- _What is being asked_
Extract and list every line that contains the word "this".

══ Exercise inputs ══

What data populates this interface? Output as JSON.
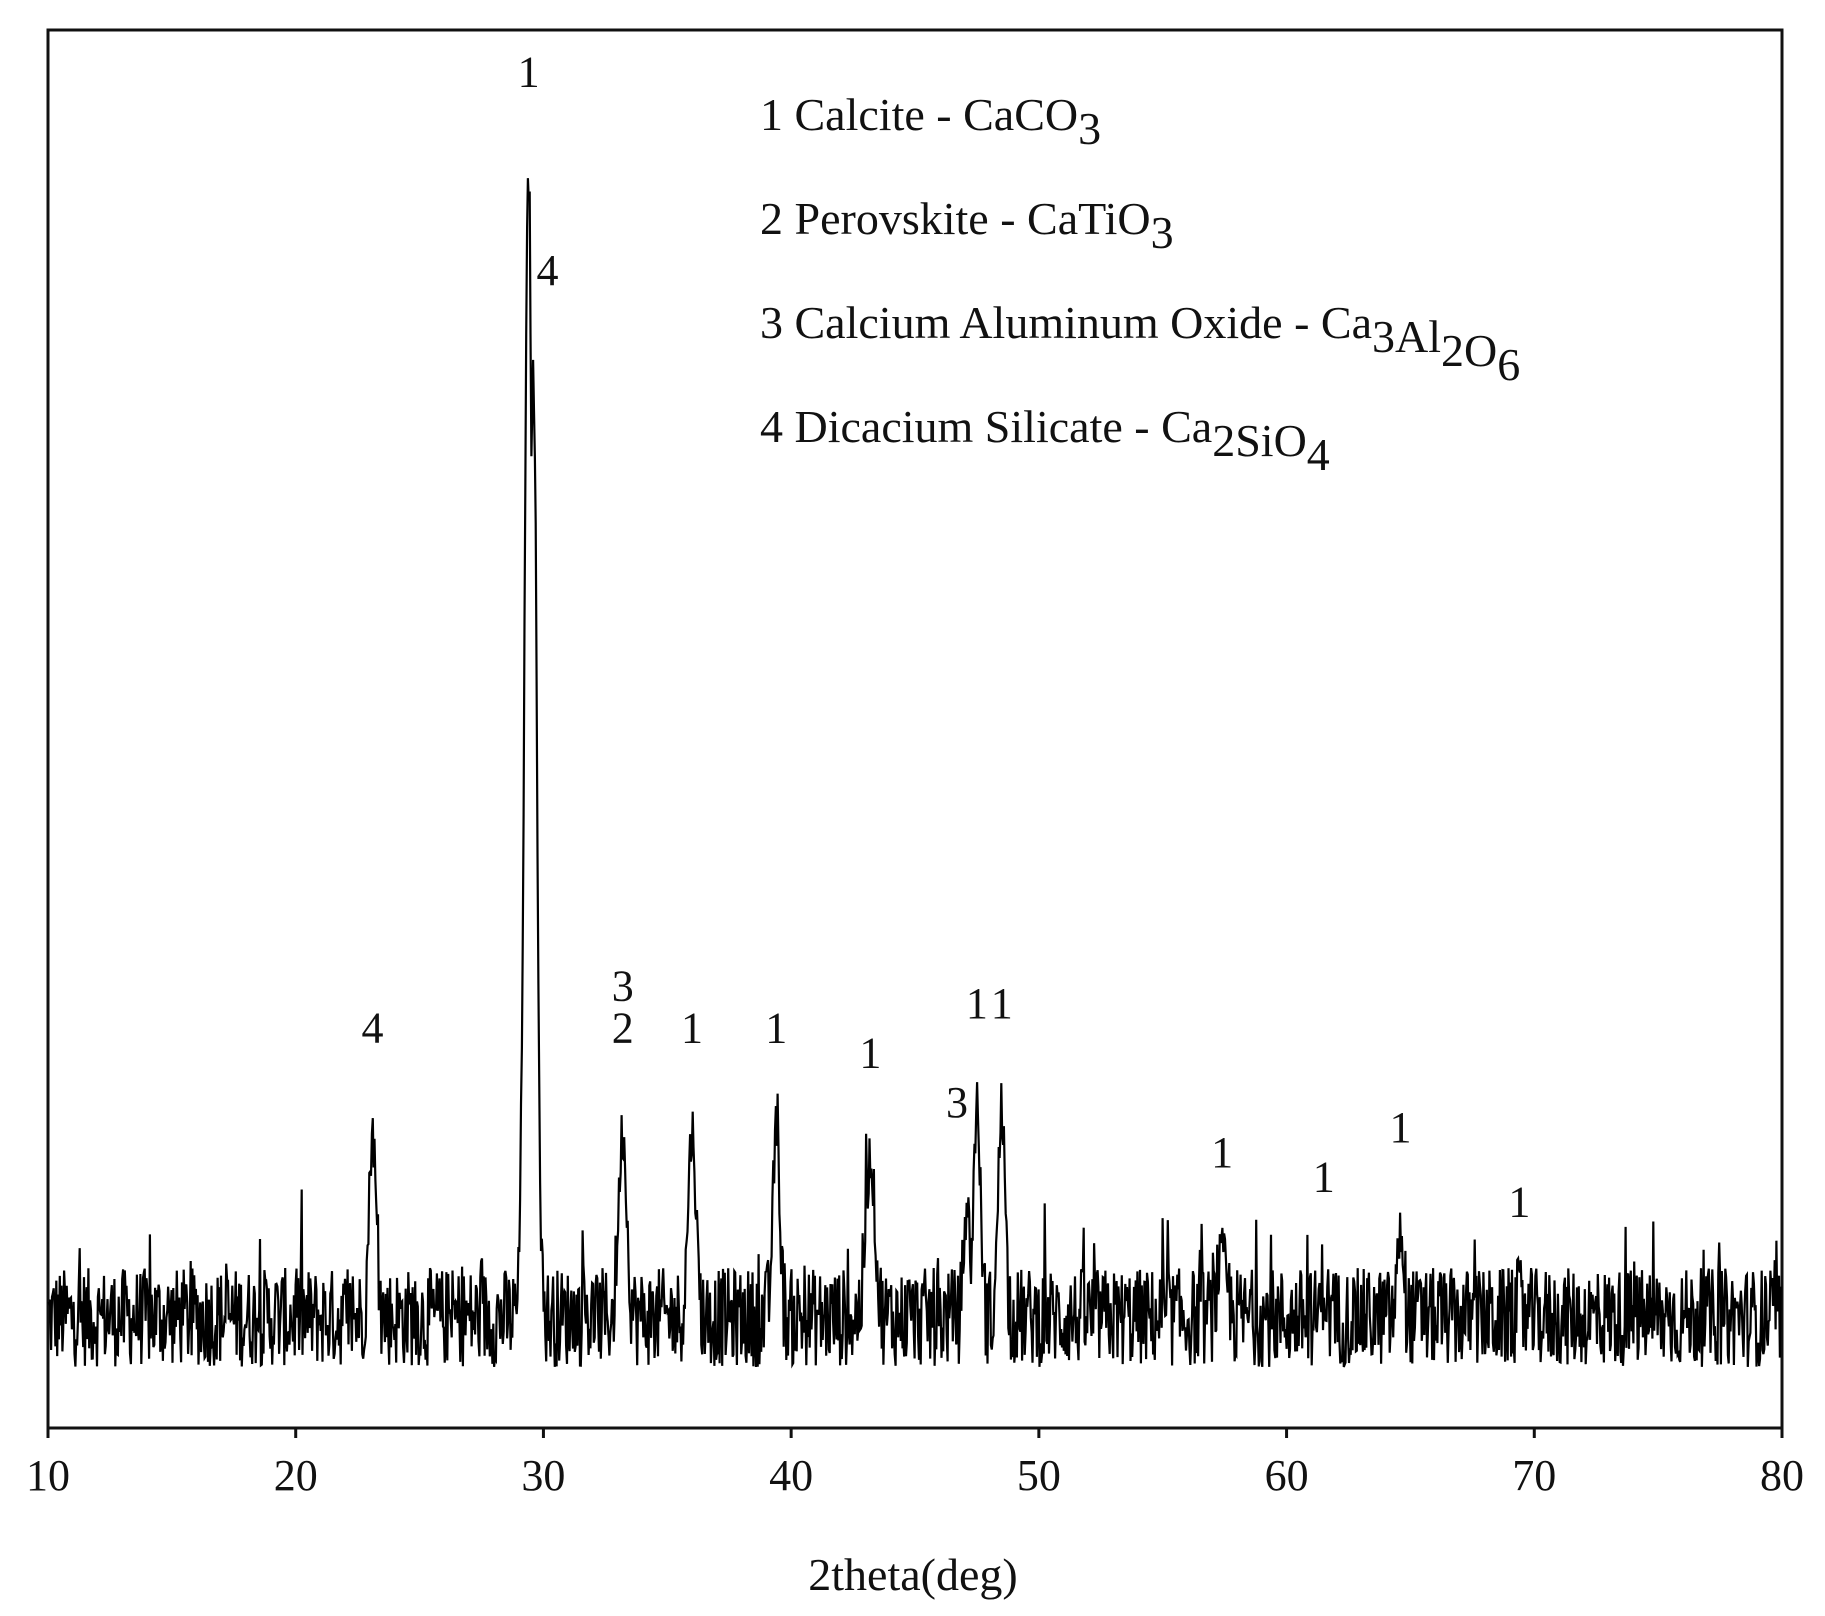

═══
══ Exercise inputs ══

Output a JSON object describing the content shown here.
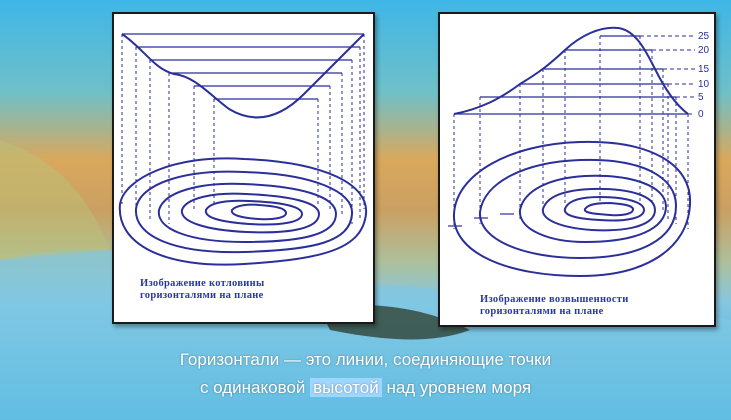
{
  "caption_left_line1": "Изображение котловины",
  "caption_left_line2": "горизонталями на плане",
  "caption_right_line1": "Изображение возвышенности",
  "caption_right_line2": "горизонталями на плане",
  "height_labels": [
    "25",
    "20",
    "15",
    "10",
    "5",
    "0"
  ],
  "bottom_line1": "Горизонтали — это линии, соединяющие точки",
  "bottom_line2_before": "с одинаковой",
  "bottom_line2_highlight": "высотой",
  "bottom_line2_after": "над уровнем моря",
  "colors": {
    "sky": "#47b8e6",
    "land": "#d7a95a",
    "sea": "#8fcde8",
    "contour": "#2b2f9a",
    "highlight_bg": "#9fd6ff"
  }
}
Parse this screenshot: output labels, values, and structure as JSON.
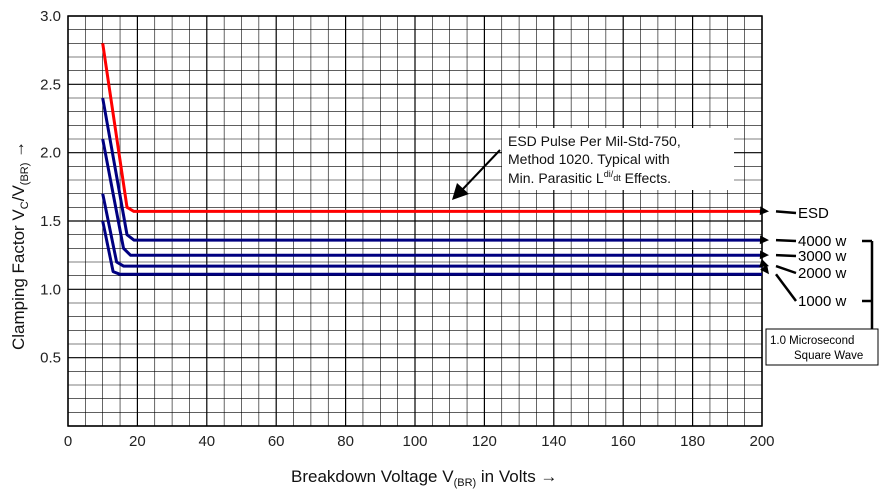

═══
══ Exercise inputs ══

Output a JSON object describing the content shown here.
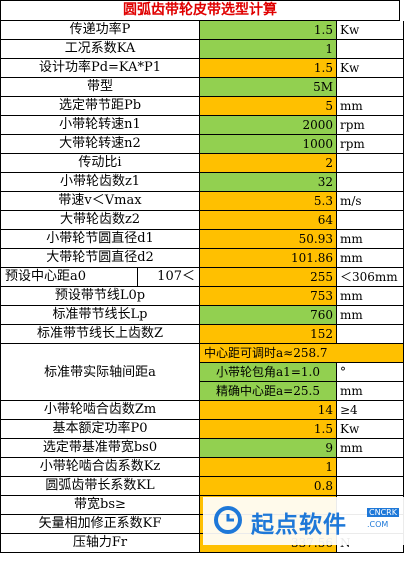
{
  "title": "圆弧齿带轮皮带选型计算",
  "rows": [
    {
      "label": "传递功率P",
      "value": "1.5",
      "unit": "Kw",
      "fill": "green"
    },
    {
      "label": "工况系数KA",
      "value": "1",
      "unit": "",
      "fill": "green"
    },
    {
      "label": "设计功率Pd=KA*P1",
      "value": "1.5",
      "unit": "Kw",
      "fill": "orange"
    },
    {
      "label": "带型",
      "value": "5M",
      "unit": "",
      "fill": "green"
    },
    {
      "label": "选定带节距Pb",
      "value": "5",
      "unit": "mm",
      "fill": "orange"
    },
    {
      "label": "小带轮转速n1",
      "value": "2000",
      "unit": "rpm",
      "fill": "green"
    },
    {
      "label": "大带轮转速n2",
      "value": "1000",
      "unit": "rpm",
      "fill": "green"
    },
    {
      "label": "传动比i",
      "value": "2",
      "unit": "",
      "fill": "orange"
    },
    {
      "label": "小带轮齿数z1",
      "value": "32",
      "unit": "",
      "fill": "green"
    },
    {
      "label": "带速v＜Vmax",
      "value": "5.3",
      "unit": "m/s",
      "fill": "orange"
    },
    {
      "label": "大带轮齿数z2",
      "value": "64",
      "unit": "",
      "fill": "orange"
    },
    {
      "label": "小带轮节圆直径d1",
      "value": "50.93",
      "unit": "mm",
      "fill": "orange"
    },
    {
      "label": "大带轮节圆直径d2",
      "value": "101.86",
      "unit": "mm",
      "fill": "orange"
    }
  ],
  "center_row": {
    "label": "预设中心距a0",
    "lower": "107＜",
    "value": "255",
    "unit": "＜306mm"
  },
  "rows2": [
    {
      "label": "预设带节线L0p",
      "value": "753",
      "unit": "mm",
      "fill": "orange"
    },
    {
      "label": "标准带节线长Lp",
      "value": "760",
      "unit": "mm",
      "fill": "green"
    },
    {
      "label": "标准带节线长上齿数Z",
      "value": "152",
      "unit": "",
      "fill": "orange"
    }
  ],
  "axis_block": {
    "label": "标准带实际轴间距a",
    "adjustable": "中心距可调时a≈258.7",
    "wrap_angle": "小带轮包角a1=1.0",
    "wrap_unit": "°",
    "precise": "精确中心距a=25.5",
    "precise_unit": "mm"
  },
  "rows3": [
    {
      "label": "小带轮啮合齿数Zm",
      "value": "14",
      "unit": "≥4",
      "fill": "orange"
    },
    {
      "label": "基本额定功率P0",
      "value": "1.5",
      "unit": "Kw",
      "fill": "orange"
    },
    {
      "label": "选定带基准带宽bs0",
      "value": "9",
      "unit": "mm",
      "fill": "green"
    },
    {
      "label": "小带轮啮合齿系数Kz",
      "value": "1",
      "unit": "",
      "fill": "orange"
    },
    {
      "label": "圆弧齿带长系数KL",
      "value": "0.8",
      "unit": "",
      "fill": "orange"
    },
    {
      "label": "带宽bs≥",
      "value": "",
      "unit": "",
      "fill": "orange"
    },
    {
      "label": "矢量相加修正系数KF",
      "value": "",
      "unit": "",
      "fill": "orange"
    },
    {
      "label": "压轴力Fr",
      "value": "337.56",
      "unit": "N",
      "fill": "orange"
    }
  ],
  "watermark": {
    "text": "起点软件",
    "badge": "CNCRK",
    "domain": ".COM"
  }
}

═══

- _Answer for the task_
What data populates this interface? Output as JSON.
Parse this screenshot: output labels, values, and structure as JSON.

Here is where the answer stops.